Exercise instructions:
(a) Copy the passage of the Rush Limbaugh transcript from "Listen to it" up to and including "from Ray Charles." word for word.
(b) In the Rush Limbaugh transcript, whose version of America the Beautiful does Rush call his favorite?

×

Rush Limbaugh

For a better experience,
download and use our app!

The Rush Limbaugh Show Main Menu




Listen to it Button

RUSH: Colin Kaepernick, the third string quarterback for the San Francisco 49ers, everybody’s had their say about this, and I want to weigh in with my response.  And it’s this from Ray Charles. 

(playing of song)

RUSH:  One of my favorite pieces of music and obviously my favorite version — and there are many — of America the Beautiful.  Ray Charles and his classic — and, folks, we lose sight of something, but we are all blessed to be born in the United States of America.  It is quite simply the absolute finest human invention in history, the United States of America. 

We sometimes forget it. We’re born here, we get caught up in disagreements, fights, arguments, easy to lose perspective when we haven’t lived elsewhere, when we haven’t experienced what 95% of the world’s human population has had to live through since the beginning of time.  We are the lone exception, and our existence has charted a new course for humanity the world over.

Entries supplied:
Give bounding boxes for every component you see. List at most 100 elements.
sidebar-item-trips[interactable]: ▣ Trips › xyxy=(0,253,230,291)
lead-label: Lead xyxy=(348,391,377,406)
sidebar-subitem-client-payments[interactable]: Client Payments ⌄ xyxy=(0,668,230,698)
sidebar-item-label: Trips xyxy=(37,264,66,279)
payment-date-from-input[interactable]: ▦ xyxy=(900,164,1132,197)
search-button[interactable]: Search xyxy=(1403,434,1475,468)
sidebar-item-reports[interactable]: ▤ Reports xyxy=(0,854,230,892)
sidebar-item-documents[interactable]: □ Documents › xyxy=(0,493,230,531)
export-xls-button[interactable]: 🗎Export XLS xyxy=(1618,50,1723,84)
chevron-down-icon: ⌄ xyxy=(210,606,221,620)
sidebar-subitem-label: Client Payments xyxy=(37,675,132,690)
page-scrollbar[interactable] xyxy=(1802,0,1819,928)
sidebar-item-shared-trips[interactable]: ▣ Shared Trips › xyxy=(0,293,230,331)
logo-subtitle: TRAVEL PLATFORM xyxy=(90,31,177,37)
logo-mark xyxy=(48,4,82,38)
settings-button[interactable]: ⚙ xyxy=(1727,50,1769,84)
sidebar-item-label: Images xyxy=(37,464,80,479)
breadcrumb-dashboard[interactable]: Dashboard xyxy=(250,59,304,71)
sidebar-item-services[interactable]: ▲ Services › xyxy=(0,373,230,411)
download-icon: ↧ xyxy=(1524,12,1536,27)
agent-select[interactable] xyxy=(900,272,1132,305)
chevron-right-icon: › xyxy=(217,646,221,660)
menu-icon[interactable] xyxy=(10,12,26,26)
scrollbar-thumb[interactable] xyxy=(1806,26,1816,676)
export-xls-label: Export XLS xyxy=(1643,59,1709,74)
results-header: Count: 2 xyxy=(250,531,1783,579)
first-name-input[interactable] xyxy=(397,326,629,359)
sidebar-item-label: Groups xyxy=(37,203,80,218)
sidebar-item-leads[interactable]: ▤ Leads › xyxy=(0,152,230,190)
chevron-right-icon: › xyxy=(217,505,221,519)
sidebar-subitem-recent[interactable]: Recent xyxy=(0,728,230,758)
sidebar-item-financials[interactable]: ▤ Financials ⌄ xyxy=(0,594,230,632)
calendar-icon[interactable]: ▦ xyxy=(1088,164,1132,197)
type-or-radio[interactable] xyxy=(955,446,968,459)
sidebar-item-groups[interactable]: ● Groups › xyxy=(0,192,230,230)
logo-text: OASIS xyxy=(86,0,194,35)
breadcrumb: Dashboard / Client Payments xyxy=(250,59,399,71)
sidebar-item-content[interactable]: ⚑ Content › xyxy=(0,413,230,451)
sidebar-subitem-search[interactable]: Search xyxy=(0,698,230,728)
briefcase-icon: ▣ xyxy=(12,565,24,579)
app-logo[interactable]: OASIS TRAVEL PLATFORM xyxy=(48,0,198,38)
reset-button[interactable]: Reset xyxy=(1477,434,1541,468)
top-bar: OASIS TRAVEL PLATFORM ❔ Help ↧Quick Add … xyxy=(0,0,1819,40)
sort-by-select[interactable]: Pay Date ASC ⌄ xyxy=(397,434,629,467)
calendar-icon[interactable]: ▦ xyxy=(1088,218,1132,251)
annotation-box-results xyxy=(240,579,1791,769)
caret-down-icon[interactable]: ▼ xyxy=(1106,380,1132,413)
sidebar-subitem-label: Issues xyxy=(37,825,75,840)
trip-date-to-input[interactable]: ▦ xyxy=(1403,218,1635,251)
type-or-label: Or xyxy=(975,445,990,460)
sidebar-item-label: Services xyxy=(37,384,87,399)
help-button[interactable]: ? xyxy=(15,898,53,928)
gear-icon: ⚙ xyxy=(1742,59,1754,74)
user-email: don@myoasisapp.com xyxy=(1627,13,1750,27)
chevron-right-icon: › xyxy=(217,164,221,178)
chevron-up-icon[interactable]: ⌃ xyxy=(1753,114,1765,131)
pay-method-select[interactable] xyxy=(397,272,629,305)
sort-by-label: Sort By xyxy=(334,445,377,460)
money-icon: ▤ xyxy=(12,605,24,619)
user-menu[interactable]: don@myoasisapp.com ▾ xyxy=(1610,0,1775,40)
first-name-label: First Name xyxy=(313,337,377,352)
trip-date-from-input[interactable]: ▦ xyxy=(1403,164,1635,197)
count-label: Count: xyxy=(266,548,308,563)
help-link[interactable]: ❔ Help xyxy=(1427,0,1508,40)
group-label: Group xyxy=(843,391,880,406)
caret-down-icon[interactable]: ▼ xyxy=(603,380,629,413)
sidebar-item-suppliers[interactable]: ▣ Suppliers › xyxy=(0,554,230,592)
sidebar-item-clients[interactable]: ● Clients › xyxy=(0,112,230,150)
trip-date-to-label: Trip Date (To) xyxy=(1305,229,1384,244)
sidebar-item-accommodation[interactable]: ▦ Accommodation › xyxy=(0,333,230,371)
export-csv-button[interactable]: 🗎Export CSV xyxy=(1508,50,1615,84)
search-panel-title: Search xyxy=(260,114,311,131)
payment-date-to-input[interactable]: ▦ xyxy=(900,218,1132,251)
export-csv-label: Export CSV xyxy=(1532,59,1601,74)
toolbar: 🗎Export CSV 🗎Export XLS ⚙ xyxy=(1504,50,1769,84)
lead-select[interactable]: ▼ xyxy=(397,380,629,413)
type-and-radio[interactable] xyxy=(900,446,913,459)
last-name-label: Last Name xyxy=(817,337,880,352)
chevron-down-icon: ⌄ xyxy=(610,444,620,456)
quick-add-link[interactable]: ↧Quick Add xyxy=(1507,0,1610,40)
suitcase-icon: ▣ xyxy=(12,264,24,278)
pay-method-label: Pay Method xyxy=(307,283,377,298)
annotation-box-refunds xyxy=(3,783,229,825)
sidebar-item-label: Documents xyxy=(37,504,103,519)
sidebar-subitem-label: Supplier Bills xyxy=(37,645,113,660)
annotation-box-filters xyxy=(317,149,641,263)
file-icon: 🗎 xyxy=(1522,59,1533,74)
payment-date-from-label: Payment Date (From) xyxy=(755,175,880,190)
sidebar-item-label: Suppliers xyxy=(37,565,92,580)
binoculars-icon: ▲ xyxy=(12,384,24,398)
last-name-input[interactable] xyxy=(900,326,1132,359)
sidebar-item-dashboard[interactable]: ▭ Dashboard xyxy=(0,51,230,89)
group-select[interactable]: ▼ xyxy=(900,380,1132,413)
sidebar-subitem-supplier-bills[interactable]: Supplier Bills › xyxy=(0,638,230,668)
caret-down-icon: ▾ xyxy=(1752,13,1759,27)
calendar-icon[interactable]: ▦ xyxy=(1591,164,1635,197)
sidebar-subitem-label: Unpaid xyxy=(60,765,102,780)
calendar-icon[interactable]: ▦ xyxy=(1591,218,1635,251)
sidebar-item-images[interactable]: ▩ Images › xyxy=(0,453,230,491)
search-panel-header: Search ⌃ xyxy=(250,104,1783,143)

Answers given:
(a)
Listen to it Button

RUSH: Colin Kaepernick, the third string quarterback for the San Francisco 49ers, everybody’s had their say about this, and I want to weigh in with my response.  And it’s this from Ray Charles.

(b) Ray Charles's version.